--- The data ---
— BEGIN —

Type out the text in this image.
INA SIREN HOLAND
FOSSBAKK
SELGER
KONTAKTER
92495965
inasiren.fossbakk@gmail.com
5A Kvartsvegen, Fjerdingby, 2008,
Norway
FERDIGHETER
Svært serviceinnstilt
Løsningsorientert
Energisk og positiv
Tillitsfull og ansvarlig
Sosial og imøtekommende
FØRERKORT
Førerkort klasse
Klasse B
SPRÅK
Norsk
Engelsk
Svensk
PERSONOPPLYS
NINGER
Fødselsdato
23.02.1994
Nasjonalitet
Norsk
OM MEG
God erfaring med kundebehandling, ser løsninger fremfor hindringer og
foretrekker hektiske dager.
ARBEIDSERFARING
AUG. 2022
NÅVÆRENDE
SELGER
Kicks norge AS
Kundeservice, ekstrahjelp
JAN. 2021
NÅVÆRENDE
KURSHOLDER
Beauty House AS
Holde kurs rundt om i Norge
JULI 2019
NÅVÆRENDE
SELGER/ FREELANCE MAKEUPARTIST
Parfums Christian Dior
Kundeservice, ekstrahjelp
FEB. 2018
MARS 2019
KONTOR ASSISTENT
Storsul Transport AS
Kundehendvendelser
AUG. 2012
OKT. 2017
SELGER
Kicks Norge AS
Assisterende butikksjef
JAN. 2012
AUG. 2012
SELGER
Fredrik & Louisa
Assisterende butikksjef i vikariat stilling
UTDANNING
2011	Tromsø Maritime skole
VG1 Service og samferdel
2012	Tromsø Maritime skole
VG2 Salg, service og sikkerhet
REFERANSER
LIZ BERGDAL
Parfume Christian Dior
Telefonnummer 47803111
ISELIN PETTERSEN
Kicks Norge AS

— END —

--- What the task asks ---
Reproduce all of the records exactly.

--- Written reply ---
Type out the text in this image.
INA SIREN HOLAND
FOSSBAKK
SELGER
KONTAKTER
92495965
inasiren.fossbakk@gmail.com
5A Kvartsvegen, Fjerdingby, 2008,
Norway
FERDIGHETER
Svært serviceinnstilt
Løsningsorientert
Energisk og positiv
Tillitsfull og ansvarlig
Sosial og imøtekommende
FØRERKORT
Førerkort klasse
Klasse B
SPRÅK
Norsk
Engelsk
Svensk
PERSONOPPLYS
NINGER
Fødselsdato
23.02.1994
Nasjonalitet
Norsk
OM MEG
God erfaring med kundebehandling, ser løsninger fremfor hindringer og
foretrekker hektiske dager.
ARBEIDSERFARING
AUG. 2022
NÅVÆRENDE
SELGER
Kicks norge AS
Kundeservice, ekstrahjelp
JAN. 2021
NÅVÆRENDE
KURSHOLDER
Beauty House AS
Holde kurs rundt om i Norge
JULI 2019
NÅVÆRENDE
SELGER/ FREELANCE MAKEUPARTIST
Parfums Christian Dior
Kundeservice, ekstrahjelp
FEB. 2018
MARS 2019
KONTOR ASSISTENT
Storsul Transport AS
Kundehendvendelser
AUG. 2012
OKT. 2017
SELGER
Kicks Norge AS
Assisterende butikksjef
JAN. 2012
AUG. 2012
SELGER
Fredrik & Louisa
Assisterende butikksjef i vikariat stilling
UTDANNING
2011	Tromsø Maritime skole
VG1 Service og samferdel
2012	Tromsø Maritime skole
VG2 Salg, service og sikkerhet
REFERANSER
LIZ BERGDAL
Parfume Christian Dior
Telefonnummer 47803111
ISELIN PETTERSEN
Kicks Norge AS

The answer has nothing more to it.